▶ [Task directions]: How many lines in the listing below include the word "Colony"? Answer with the number and nothing else.

* * *

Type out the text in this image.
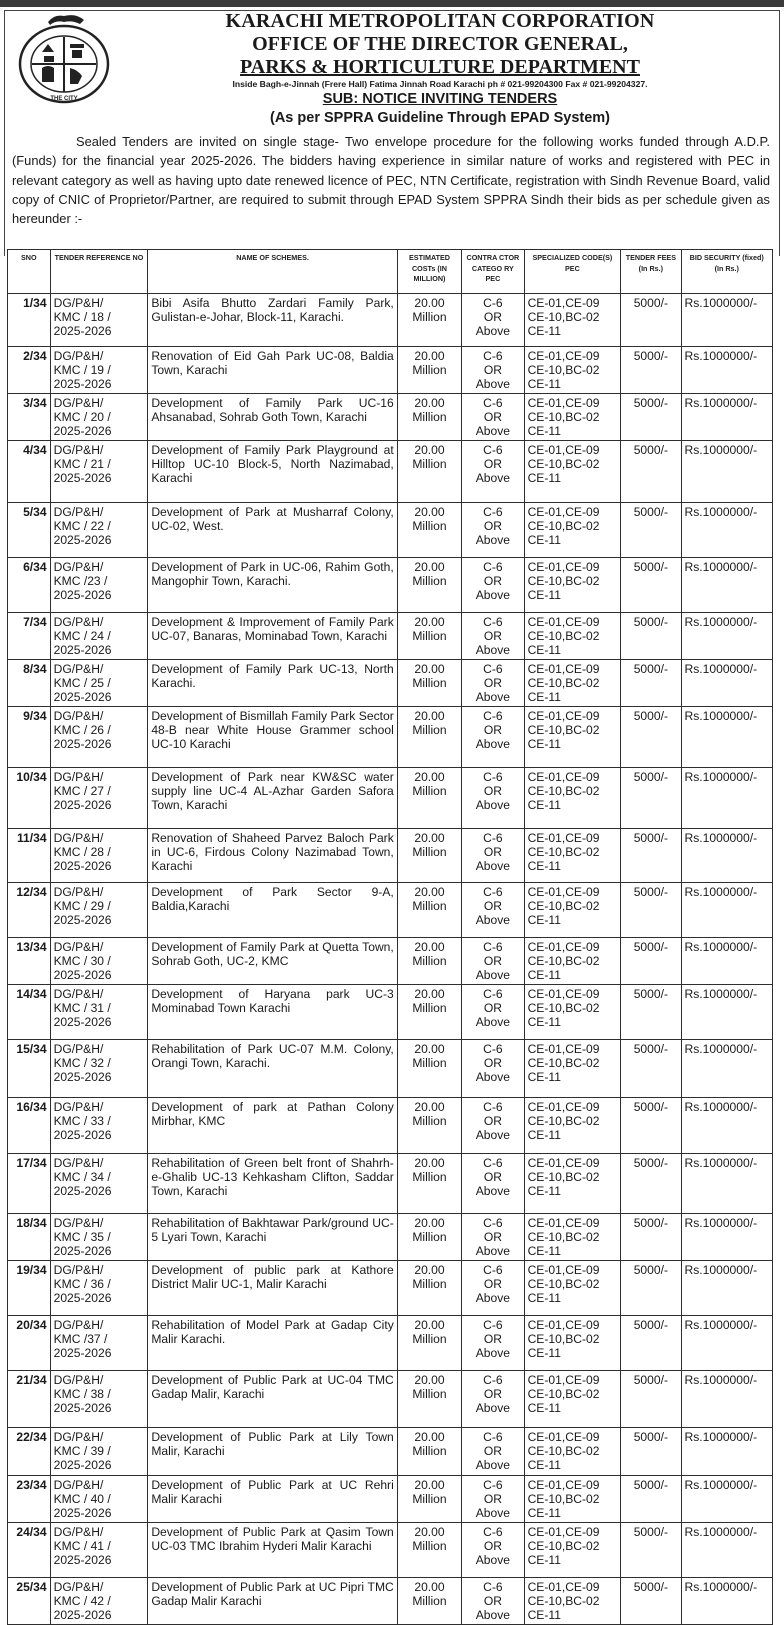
THE CITY
KARACHI METROPOLITAN CORPORATION
OFFICE OF THE DIRECTOR GENERAL,
PARKS & HORTICULTURE DEPARTMENT
Inside Bagh-e-Jinnah (Frere Hall) Fatima Jinnah Road Karachi ph # 021-99204300 Fax # 021-99204327.
SUB: NOTICE INVITING TENDERS
(As per SPPRA Guideline Through EPAD System)
Sealed Tenders are invited on single stage- Two envelope procedure for the following works funded through A.D.P. (Funds) for the financial year 2025-2026. The bidders having experience in similar nature of works and registered with PEC in relevant category as well as having upto date renewed licence of PEC, NTN Certificate, registration with Sindh Revenue Board, valid copy of CNIC of Proprietor/Partner, are required to submit through EPAD System SPPRA Sindh their bids as per schedule given as hereunder :-
SNO	TENDER REFERENCE NO	NAME OF SCHEMES.	ESTIMATED COSTs (IN MILLION)	CONTRA CTOR CATEGO RY PEC	SPECIALIZED CODE(S) PEC	TENDER FEES (In Rs.)	BID SECURITY (fixed) (In Rs.)
1/34	DG/P&H/
KMC / 18 /
2025-2026	Bibi Asifa Bhutto Zardari Family Park, Gulistan-e-Johar, Block-11, Karachi.	20.00
Million	C-6
OR
Above	CE-01,CE-09
CE-10,BC-02
CE-11	5000/-	Rs.1000000/-
2/34	DG/P&H/
KMC / 19 /
2025-2026	Renovation of Eid Gah Park UC-08, Baldia Town, Karachi	20.00
Million	C-6
OR
Above	CE-01,CE-09
CE-10,BC-02
CE-11	5000/-	Rs.1000000/-
3/34	DG/P&H/
KMC / 20 /
2025-2026	Development of Family Park UC-16 Ahsanabad, Sohrab Goth Town, Karachi	20.00
Million	C-6
OR
Above	CE-01,CE-09
CE-10,BC-02
CE-11	5000/-	Rs.1000000/-
4/34	DG/P&H/
KMC / 21 /
2025-2026	Development of Family Park Playground at Hilltop UC-10 Block-5, North Nazimabad, Karachi	20.00
Million	C-6
OR
Above	CE-01,CE-09
CE-10,BC-02
CE-11	5000/-	Rs.1000000/-
5/34	DG/P&H/
KMC / 22 /
2025-2026	Development of Park at Musharraf Colony, UC-02, West.	20.00
Million	C-6
OR
Above	CE-01,CE-09
CE-10,BC-02
CE-11	5000/-	Rs.1000000/-
6/34	DG/P&H/
KMC /23 /
2025-2026	Development of Park in UC-06, Rahim Goth, Mangophir Town, Karachi.	20.00
Million	C-6
OR
Above	CE-01,CE-09
CE-10,BC-02
CE-11	5000/-	Rs.1000000/-
7/34	DG/P&H/
KMC / 24 /
2025-2026	Development & Improvement of Family Park UC-07, Banaras, Mominabad Town, Karachi	20.00
Million	C-6
OR
Above	CE-01,CE-09
CE-10,BC-02
CE-11	5000/-	Rs.1000000/-
8/34	DG/P&H/
KMC / 25 /
2025-2026	Development of Family Park UC-13, North Karachi.	20.00
Million	C-6
OR
Above	CE-01,CE-09
CE-10,BC-02
CE-11	5000/-	Rs.1000000/-
9/34	DG/P&H/
KMC / 26 /
2025-2026	Development of Bismillah Family Park Sector 48-B near White House Grammer school UC-10 Karachi	20.00
Million	C-6
OR
Above	CE-01,CE-09
CE-10,BC-02
CE-11	5000/-	Rs.1000000/-
10/34	DG/P&H/
KMC / 27 /
2025-2026	Development of Park near KW&SC water supply line UC-4 AL-Azhar Garden Safora Town, Karachi	20.00
Million	C-6
OR
Above	CE-01,CE-09
CE-10,BC-02
CE-11	5000/-	Rs.1000000/-
11/34	DG/P&H/
KMC / 28 /
2025-2026	Renovation of Shaheed Parvez Baloch Park in UC-6, Firdous Colony Nazimabad Town, Karachi	20.00
Million	C-6
OR
Above	CE-01,CE-09
CE-10,BC-02
CE-11	5000/-	Rs.1000000/-
12/34	DG/P&H/
KMC / 29 /
2025-2026	Development of Park Sector 9-A, Baldia,Karachi	20.00
Million	C-6
OR
Above	CE-01,CE-09
CE-10,BC-02
CE-11	5000/-	Rs.1000000/-
13/34	DG/P&H/
KMC / 30 /
2025-2026	Development of Family Park at Quetta Town, Sohrab Goth, UC-2, KMC	20.00
Million	C-6
OR
Above	CE-01,CE-09
CE-10,BC-02
CE-11	5000/-	Rs.1000000/-
14/34	DG/P&H/
KMC / 31 /
2025-2026	Development of Haryana park UC-3 Mominabad Town Karachi	20.00
Million	C-6
OR
Above	CE-01,CE-09
CE-10,BC-02
CE-11	5000/-	Rs.1000000/-
15/34	DG/P&H/
KMC / 32 /
2025-2026	Rehabilitation of Park UC-07 M.M. Colony, Orangi Town, Karachi.	20.00
Million	C-6
OR
Above	CE-01,CE-09
CE-10,BC-02
CE-11	5000/-	Rs.1000000/-
16/34	DG/P&H/
KMC / 33 /
2025-2026	Development of park at Pathan Colony Mirbhar, KMC	20.00
Million	C-6
OR
Above	CE-01,CE-09
CE-10,BC-02
CE-11	5000/-	Rs.1000000/-
17/34	DG/P&H/
KMC / 34 /
2025-2026	Rehabilitation of Green belt front of Shahrh-e-Ghalib UC-13 Kehkasham Clifton, Saddar Town, Karachi	20.00
Million	C-6
OR
Above	CE-01,CE-09
CE-10,BC-02
CE-11	5000/-	Rs.1000000/-
18/34	DG/P&H/
KMC / 35 /
2025-2026	Rehabilitation of Bakhtawar Park/ground UC-5 Lyari Town, Karachi	20.00
Million	C-6
OR
Above	CE-01,CE-09
CE-10,BC-02
CE-11	5000/-	Rs.1000000/-
19/34	DG/P&H/
KMC / 36 /
2025-2026	Development of public park at Kathore District Malir UC-1, Malir Karachi	20.00
Million	C-6
OR
Above	CE-01,CE-09
CE-10,BC-02
CE-11	5000/-	Rs.1000000/-
20/34	DG/P&H/
KMC /37 /
2025-2026	Rehabilitation of Model Park at Gadap City Malir Karachi.	20.00
Million	C-6
OR
Above	CE-01,CE-09
CE-10,BC-02
CE-11	5000/-	Rs.1000000/-
21/34	DG/P&H/
KMC / 38 /
2025-2026	Development of Public Park at UC-04 TMC Gadap Malir, Karachi	20.00
Million	C-6
OR
Above	CE-01,CE-09
CE-10,BC-02
CE-11	5000/-	Rs.1000000/-
22/34	DG/P&H/
KMC / 39 /
2025-2026	Development of Public Park at Lily Town Malir, Karachi	20.00
Million	C-6
OR
Above	CE-01,CE-09
CE-10,BC-02
CE-11	5000/-	Rs.1000000/-
23/34	DG/P&H/
KMC / 40 /
2025-2026	Development of Public Park at UC Rehri Malir Karachi	20.00
Million	C-6
OR
Above	CE-01,CE-09
CE-10,BC-02
CE-11	5000/-	Rs.1000000/-
24/34	DG/P&H/
KMC / 41 /
2025-2026	Development of Public Park at Qasim Town UC-03 TMC Ibrahim Hyderi Malir Karachi	20.00
Million	C-6
OR
Above	CE-01,CE-09
CE-10,BC-02
CE-11	5000/-	Rs.1000000/-
25/34	DG/P&H/
KMC / 42 /
2025-2026	Development of Public Park at UC Pipri TMC Gadap Malir Karachi	20.00
Million	C-6
OR
Above	CE-01,CE-09
CE-10,BC-02
CE-11	5000/-	Rs.1000000/-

* * *

▶ [Completed exercise]: 4